*To do*: Look through the lines and report how many include the word "MARCO", giving nothing but the number.

(Stored items)
• • • • •

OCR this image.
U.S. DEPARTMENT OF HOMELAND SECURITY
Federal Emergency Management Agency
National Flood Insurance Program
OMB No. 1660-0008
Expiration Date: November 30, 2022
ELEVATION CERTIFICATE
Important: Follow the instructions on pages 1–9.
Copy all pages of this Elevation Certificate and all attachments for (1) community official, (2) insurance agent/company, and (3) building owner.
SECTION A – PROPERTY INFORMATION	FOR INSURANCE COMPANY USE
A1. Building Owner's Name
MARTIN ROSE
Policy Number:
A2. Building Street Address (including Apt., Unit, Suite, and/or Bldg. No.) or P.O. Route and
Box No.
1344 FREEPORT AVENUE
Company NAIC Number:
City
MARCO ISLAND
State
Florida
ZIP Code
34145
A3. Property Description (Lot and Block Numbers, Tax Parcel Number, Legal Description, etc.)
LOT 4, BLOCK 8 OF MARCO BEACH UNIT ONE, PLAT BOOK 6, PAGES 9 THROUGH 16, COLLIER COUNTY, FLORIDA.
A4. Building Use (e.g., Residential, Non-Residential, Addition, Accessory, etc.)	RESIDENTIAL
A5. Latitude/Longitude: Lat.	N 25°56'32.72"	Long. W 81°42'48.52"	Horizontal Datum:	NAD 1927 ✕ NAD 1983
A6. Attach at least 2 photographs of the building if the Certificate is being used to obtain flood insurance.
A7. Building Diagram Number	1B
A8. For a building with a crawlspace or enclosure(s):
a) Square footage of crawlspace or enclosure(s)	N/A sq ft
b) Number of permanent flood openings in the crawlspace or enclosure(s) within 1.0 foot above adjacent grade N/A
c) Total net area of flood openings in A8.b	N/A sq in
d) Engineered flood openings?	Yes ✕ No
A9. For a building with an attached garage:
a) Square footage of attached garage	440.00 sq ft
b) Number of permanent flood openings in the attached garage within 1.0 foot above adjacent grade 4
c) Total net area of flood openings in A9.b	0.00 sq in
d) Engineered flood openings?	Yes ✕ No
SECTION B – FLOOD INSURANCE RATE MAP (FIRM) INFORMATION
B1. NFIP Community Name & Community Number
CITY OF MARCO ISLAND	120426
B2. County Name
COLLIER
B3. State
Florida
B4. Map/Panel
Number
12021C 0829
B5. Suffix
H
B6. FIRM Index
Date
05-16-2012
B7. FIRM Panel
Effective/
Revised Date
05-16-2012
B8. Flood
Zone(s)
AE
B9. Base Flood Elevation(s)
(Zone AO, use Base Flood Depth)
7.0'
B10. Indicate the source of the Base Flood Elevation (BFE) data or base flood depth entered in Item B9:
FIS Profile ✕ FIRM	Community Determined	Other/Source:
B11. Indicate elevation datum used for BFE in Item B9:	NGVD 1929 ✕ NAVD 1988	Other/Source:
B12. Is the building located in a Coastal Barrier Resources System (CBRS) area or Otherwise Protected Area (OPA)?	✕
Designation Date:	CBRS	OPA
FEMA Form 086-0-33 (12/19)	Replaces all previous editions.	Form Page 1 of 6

• • • • •

*Response*: 3